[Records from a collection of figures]
▼▼▼
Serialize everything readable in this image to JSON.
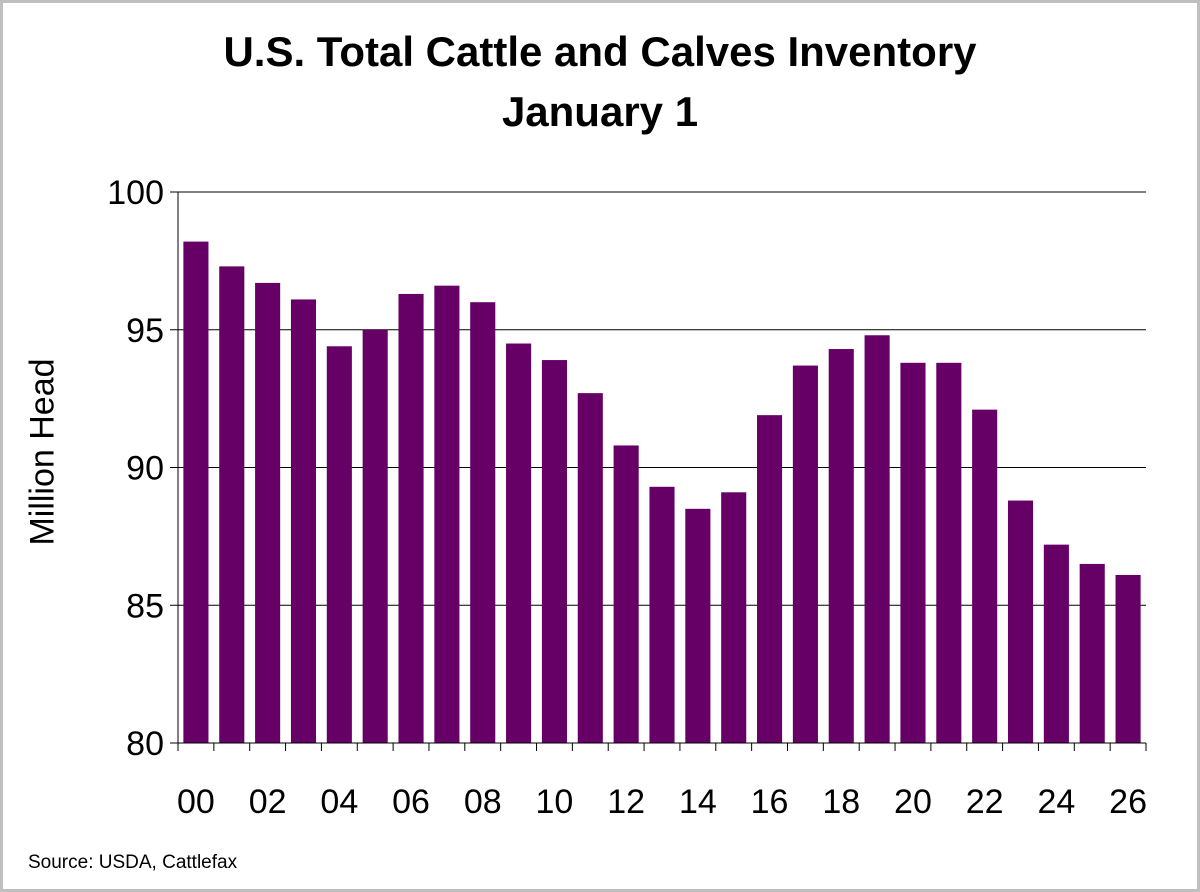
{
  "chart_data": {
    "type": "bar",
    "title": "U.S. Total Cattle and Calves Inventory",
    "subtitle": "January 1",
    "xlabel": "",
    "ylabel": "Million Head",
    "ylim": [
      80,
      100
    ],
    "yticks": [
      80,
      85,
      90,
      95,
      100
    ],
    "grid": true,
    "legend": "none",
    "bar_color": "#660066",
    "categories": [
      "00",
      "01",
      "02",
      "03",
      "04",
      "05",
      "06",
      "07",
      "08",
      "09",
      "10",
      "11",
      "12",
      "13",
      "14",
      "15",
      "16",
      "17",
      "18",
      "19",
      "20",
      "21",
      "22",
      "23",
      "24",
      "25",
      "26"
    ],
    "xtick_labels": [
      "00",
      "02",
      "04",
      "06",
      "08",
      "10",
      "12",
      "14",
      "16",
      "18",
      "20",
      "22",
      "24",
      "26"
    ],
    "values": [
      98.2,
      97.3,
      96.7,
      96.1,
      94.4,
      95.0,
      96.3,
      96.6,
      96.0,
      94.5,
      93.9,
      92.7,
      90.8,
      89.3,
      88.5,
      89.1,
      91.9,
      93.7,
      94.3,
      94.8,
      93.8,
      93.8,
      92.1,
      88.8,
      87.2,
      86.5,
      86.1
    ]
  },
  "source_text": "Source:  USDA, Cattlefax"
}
▲▲▲
> _JOB_: All of the data needs repeating exactly, but the pictures do not.

> _RESULT BELOW_:
Serialize everything readable in this image to JSON.
{
  "chart_data": {
    "type": "bar",
    "title": "U.S. Total Cattle and Calves Inventory",
    "subtitle": "January 1",
    "xlabel": "",
    "ylabel": "Million Head",
    "ylim": [
      80,
      100
    ],
    "yticks": [
      80,
      85,
      90,
      95,
      100
    ],
    "grid": true,
    "legend": "none",
    "bar_color": "#660066",
    "categories": [
      "00",
      "01",
      "02",
      "03",
      "04",
      "05",
      "06",
      "07",
      "08",
      "09",
      "10",
      "11",
      "12",
      "13",
      "14",
      "15",
      "16",
      "17",
      "18",
      "19",
      "20",
      "21",
      "22",
      "23",
      "24",
      "25",
      "26"
    ],
    "xtick_labels": [
      "00",
      "02",
      "04",
      "06",
      "08",
      "10",
      "12",
      "14",
      "16",
      "18",
      "20",
      "22",
      "24",
      "26"
    ],
    "values": [
      98.2,
      97.3,
      96.7,
      96.1,
      94.4,
      95.0,
      96.3,
      96.6,
      96.0,
      94.5,
      93.9,
      92.7,
      90.8,
      89.3,
      88.5,
      89.1,
      91.9,
      93.7,
      94.3,
      94.8,
      93.8,
      93.8,
      92.1,
      88.8,
      87.2,
      86.5,
      86.1
    ]
  },
  "source_text": "Source:  USDA, Cattlefax"
}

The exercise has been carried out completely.